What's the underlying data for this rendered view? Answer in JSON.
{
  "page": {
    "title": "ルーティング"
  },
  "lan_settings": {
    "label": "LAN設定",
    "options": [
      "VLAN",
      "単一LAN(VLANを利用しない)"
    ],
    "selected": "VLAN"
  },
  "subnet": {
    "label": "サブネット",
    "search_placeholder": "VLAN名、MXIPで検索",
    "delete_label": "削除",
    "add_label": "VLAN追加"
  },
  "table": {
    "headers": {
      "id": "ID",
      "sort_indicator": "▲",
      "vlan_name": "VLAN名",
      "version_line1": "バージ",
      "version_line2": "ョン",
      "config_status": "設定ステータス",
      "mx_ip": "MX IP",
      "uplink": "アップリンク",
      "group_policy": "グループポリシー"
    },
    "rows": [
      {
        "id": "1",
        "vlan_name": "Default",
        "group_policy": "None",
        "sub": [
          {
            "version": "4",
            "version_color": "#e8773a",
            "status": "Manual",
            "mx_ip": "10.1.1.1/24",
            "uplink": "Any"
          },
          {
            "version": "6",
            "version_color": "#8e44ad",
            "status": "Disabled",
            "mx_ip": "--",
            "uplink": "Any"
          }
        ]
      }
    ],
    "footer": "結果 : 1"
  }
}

•••

Required work :: Every entry in the listing must be retyped exactly.

Solution to the exercise ::
What's the underlying data for this rendered view? Answer in JSON.
{
  "page": {
    "title": "ルーティング"
  },
  "lan_settings": {
    "label": "LAN設定",
    "options": [
      "VLAN",
      "単一LAN(VLANを利用しない)"
    ],
    "selected": "VLAN"
  },
  "subnet": {
    "label": "サブネット",
    "search_placeholder": "VLAN名、MXIPで検索",
    "delete_label": "削除",
    "add_label": "VLAN追加"
  },
  "table": {
    "headers": {
      "id": "ID",
      "sort_indicator": "▲",
      "vlan_name": "VLAN名",
      "version_line1": "バージ",
      "version_line2": "ョン",
      "config_status": "設定ステータス",
      "mx_ip": "MX IP",
      "uplink": "アップリンク",
      "group_policy": "グループポリシー"
    },
    "rows": [
      {
        "id": "1",
        "vlan_name": "Default",
        "group_policy": "None",
        "sub": [
          {
            "version": "4",
            "version_color": "#e8773a",
            "status": "Manual",
            "mx_ip": "10.1.1.1/24",
            "uplink": "Any"
          },
          {
            "version": "6",
            "version_color": "#8e44ad",
            "status": "Disabled",
            "mx_ip": "--",
            "uplink": "Any"
          }
        ]
      }
    ],
    "footer": "結果 : 1"
  }
}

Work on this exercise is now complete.